# Task objective
Can you write out all of the material below, word for word?

— BEGIN Records shown —

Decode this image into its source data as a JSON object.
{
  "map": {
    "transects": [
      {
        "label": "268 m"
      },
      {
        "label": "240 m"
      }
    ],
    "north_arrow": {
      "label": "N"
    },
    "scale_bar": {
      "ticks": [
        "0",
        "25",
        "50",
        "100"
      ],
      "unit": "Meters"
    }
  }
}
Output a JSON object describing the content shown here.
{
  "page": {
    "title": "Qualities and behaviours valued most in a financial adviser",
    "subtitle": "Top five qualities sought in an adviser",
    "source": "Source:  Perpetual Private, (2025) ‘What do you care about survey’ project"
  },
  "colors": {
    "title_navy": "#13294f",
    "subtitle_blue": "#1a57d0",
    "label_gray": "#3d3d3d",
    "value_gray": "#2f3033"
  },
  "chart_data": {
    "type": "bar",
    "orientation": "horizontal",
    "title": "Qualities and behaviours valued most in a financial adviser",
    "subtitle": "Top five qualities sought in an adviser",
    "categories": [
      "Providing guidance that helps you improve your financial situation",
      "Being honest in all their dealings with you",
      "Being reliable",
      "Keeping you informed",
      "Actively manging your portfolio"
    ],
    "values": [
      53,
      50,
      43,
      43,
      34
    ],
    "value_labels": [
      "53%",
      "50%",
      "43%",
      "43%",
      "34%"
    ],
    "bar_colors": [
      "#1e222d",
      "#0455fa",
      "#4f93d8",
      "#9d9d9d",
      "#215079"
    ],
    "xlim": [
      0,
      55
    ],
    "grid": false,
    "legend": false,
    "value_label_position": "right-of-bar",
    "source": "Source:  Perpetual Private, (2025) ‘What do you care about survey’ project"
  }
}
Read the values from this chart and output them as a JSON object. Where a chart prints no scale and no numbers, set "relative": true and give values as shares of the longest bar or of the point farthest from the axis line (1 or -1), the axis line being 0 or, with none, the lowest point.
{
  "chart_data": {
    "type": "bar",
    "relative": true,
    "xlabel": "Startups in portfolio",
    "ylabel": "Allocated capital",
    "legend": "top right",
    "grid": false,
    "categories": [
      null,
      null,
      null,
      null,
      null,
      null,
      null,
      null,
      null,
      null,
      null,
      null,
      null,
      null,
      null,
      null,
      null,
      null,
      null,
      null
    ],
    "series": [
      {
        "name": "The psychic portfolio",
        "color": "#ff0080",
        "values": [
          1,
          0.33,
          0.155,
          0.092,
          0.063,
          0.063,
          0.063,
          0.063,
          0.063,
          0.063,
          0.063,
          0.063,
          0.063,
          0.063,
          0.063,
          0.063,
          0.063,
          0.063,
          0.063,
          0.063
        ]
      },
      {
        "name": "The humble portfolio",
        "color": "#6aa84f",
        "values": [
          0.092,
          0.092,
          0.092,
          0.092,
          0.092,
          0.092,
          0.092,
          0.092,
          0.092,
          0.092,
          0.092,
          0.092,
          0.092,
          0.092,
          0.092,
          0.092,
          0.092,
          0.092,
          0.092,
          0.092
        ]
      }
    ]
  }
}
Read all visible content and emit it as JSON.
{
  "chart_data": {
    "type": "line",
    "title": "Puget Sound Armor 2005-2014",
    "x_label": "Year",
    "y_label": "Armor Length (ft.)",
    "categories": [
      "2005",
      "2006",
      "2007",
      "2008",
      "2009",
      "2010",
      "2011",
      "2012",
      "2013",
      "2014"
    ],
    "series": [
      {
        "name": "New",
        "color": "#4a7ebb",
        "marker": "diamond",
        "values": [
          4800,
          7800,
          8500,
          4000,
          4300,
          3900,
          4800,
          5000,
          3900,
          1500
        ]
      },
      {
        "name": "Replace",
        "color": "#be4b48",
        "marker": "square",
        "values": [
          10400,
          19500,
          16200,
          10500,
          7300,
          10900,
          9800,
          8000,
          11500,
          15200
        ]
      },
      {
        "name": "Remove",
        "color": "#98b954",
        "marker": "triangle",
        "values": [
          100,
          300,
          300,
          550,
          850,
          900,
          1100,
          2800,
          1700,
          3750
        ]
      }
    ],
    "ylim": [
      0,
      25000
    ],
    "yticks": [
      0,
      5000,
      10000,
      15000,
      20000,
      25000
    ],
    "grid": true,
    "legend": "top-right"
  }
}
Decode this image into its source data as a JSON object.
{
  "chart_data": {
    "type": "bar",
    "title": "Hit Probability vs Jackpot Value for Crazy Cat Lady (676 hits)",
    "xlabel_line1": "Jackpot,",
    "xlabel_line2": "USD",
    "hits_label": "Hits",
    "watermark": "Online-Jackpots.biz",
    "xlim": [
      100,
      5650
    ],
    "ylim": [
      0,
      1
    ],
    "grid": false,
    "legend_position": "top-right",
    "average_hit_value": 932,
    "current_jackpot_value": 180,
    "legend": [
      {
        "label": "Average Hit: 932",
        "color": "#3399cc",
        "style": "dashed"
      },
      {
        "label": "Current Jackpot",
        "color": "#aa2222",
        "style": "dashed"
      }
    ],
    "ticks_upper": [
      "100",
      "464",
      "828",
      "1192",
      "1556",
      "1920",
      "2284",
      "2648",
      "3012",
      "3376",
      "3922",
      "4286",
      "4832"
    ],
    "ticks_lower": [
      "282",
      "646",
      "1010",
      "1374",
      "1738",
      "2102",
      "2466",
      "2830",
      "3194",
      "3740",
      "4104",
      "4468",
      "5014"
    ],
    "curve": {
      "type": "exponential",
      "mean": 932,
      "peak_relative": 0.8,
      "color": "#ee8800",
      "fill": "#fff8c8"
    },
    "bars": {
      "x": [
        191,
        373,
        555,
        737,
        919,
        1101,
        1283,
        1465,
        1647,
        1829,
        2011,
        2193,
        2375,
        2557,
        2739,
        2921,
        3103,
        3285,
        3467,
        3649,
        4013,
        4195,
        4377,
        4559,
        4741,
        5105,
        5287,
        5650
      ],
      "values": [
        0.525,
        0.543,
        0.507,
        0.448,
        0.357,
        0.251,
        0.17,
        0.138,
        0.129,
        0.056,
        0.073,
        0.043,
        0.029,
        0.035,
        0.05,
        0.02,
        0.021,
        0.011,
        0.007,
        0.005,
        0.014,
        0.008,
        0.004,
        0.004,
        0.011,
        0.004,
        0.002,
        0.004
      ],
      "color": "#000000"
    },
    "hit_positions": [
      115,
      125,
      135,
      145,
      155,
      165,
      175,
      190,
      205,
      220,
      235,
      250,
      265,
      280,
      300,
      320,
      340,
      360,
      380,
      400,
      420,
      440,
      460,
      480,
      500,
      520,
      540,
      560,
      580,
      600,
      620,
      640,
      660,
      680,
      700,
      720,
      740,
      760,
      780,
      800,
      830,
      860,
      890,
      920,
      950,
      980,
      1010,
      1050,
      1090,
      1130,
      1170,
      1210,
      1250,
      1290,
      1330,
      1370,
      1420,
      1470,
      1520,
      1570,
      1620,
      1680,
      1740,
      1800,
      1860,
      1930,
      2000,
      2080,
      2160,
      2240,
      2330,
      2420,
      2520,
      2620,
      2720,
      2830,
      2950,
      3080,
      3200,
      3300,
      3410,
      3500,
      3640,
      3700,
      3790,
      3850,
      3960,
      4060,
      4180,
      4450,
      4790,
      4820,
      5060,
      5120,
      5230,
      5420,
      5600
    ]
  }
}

— END Records shown —

# Reply to the task
Decode this image into its source data as a JSON object.
{
  "map": {
    "transects": [
      {
        "label": "268 m"
      },
      {
        "label": "240 m"
      }
    ],
    "north_arrow": {
      "label": "N"
    },
    "scale_bar": {
      "ticks": [
        "0",
        "25",
        "50",
        "100"
      ],
      "unit": "Meters"
    }
  }
}
Output a JSON object describing the content shown here.
{
  "page": {
    "title": "Qualities and behaviours valued most in a financial adviser",
    "subtitle": "Top five qualities sought in an adviser",
    "source": "Source:  Perpetual Private, (2025) ‘What do you care about survey’ project"
  },
  "colors": {
    "title_navy": "#13294f",
    "subtitle_blue": "#1a57d0",
    "label_gray": "#3d3d3d",
    "value_gray": "#2f3033"
  },
  "chart_data": {
    "type": "bar",
    "orientation": "horizontal",
    "title": "Qualities and behaviours valued most in a financial adviser",
    "subtitle": "Top five qualities sought in an adviser",
    "categories": [
      "Providing guidance that helps you improve your financial situation",
      "Being honest in all their dealings with you",
      "Being reliable",
      "Keeping you informed",
      "Actively manging your portfolio"
    ],
    "values": [
      53,
      50,
      43,
      43,
      34
    ],
    "value_labels": [
      "53%",
      "50%",
      "43%",
      "43%",
      "34%"
    ],
    "bar_colors": [
      "#1e222d",
      "#0455fa",
      "#4f93d8",
      "#9d9d9d",
      "#215079"
    ],
    "xlim": [
      0,
      55
    ],
    "grid": false,
    "legend": false,
    "value_label_position": "right-of-bar",
    "source": "Source:  Perpetual Private, (2025) ‘What do you care about survey’ project"
  }
}
Read the values from this chart and output them as a JSON object. Where a chart prints no scale and no numbers, set "relative": true and give values as shares of the longest bar or of the point farthest from the axis line (1 or -1), the axis line being 0 or, with none, the lowest point.
{
  "chart_data": {
    "type": "bar",
    "relative": true,
    "xlabel": "Startups in portfolio",
    "ylabel": "Allocated capital",
    "legend": "top right",
    "grid": false,
    "categories": [
      null,
      null,
      null,
      null,
      null,
      null,
      null,
      null,
      null,
      null,
      null,
      null,
      null,
      null,
      null,
      null,
      null,
      null,
      null,
      null
    ],
    "series": [
      {
        "name": "The psychic portfolio",
        "color": "#ff0080",
        "values": [
          1,
          0.33,
          0.155,
          0.092,
          0.063,
          0.063,
          0.063,
          0.063,
          0.063,
          0.063,
          0.063,
          0.063,
          0.063,
          0.063,
          0.063,
          0.063,
          0.063,
          0.063,
          0.063,
          0.063
        ]
      },
      {
        "name": "The humble portfolio",
        "color": "#6aa84f",
        "values": [
          0.092,
          0.092,
          0.092,
          0.092,
          0.092,
          0.092,
          0.092,
          0.092,
          0.092,
          0.092,
          0.092,
          0.092,
          0.092,
          0.092,
          0.092,
          0.092,
          0.092,
          0.092,
          0.092,
          0.092
        ]
      }
    ]
  }
}
Read all visible content and emit it as JSON.
{
  "chart_data": {
    "type": "line",
    "title": "Puget Sound Armor 2005-2014",
    "x_label": "Year",
    "y_label": "Armor Length (ft.)",
    "categories": [
      "2005",
      "2006",
      "2007",
      "2008",
      "2009",
      "2010",
      "2011",
      "2012",
      "2013",
      "2014"
    ],
    "series": [
      {
        "name": "New",
        "color": "#4a7ebb",
        "marker": "diamond",
        "values": [
          4800,
          7800,
          8500,
          4000,
          4300,
          3900,
          4800,
          5000,
          3900,
          1500
        ]
      },
      {
        "name": "Replace",
        "color": "#be4b48",
        "marker": "square",
        "values": [
          10400,
          19500,
          16200,
          10500,
          7300,
          10900,
          9800,
          8000,
          11500,
          15200
        ]
      },
      {
        "name": "Remove",
        "color": "#98b954",
        "marker": "triangle",
        "values": [
          100,
          300,
          300,
          550,
          850,
          900,
          1100,
          2800,
          1700,
          3750
        ]
      }
    ],
    "ylim": [
      0,
      25000
    ],
    "yticks": [
      0,
      5000,
      10000,
      15000,
      20000,
      25000
    ],
    "grid": true,
    "legend": "top-right"
  }
}
Decode this image into its source data as a JSON object.
{
  "chart_data": {
    "type": "bar",
    "title": "Hit Probability vs Jackpot Value for Crazy Cat Lady (676 hits)",
    "xlabel_line1": "Jackpot,",
    "xlabel_line2": "USD",
    "hits_label": "Hits",
    "watermark": "Online-Jackpots.biz",
    "xlim": [
      100,
      5650
    ],
    "ylim": [
      0,
      1
    ],
    "grid": false,
    "legend_position": "top-right",
    "average_hit_value": 932,
    "current_jackpot_value": 180,
    "legend": [
      {
        "label": "Average Hit: 932",
        "color": "#3399cc",
        "style": "dashed"
      },
      {
        "label": "Current Jackpot",
        "color": "#aa2222",
        "style": "dashed"
      }
    ],
    "ticks_upper": [
      "100",
      "464",
      "828",
      "1192",
      "1556",
      "1920",
      "2284",
      "2648",
      "3012",
      "3376",
      "3922",
      "4286",
      "4832"
    ],
    "ticks_lower": [
      "282",
      "646",
      "1010",
      "1374",
      "1738",
      "2102",
      "2466",
      "2830",
      "3194",
      "3740",
      "4104",
      "4468",
      "5014"
    ],
    "curve": {
      "type": "exponential",
      "mean": 932,
      "peak_relative": 0.8,
      "color": "#ee8800",
      "fill": "#fff8c8"
    },
    "bars": {
      "x": [
        191,
        373,
        555,
        737,
        919,
        1101,
        1283,
        1465,
        1647,
        1829,
        2011,
        2193,
        2375,
        2557,
        2739,
        2921,
        3103,
        3285,
        3467,
        3649,
        4013,
        4195,
        4377,
        4559,
        4741,
        5105,
        5287,
        5650
      ],
      "values": [
        0.525,
        0.543,
        0.507,
        0.448,
        0.357,
        0.251,
        0.17,
        0.138,
        0.129,
        0.056,
        0.073,
        0.043,
        0.029,
        0.035,
        0.05,
        0.02,
        0.021,
        0.011,
        0.007,
        0.005,
        0.014,
        0.008,
        0.004,
        0.004,
        0.011,
        0.004,
        0.002,
        0.004
      ],
      "color": "#000000"
    },
    "hit_positions": [
      115,
      125,
      135,
      145,
      155,
      165,
      175,
      190,
      205,
      220,
      235,
      250,
      265,
      280,
      300,
      320,
      340,
      360,
      380,
      400,
      420,
      440,
      460,
      480,
      500,
      520,
      540,
      560,
      580,
      600,
      620,
      640,
      660,
      680,
      700,
      720,
      740,
      760,
      780,
      800,
      830,
      860,
      890,
      920,
      950,
      980,
      1010,
      1050,
      1090,
      1130,
      1170,
      1210,
      1250,
      1290,
      1330,
      1370,
      1420,
      1470,
      1520,
      1570,
      1620,
      1680,
      1740,
      1800,
      1860,
      1930,
      2000,
      2080,
      2160,
      2240,
      2330,
      2420,
      2520,
      2620,
      2720,
      2830,
      2950,
      3080,
      3200,
      3300,
      3410,
      3500,
      3640,
      3700,
      3790,
      3850,
      3960,
      4060,
      4180,
      4450,
      4790,
      4820,
      5060,
      5120,
      5230,
      5420,
      5600
    ]
  }
}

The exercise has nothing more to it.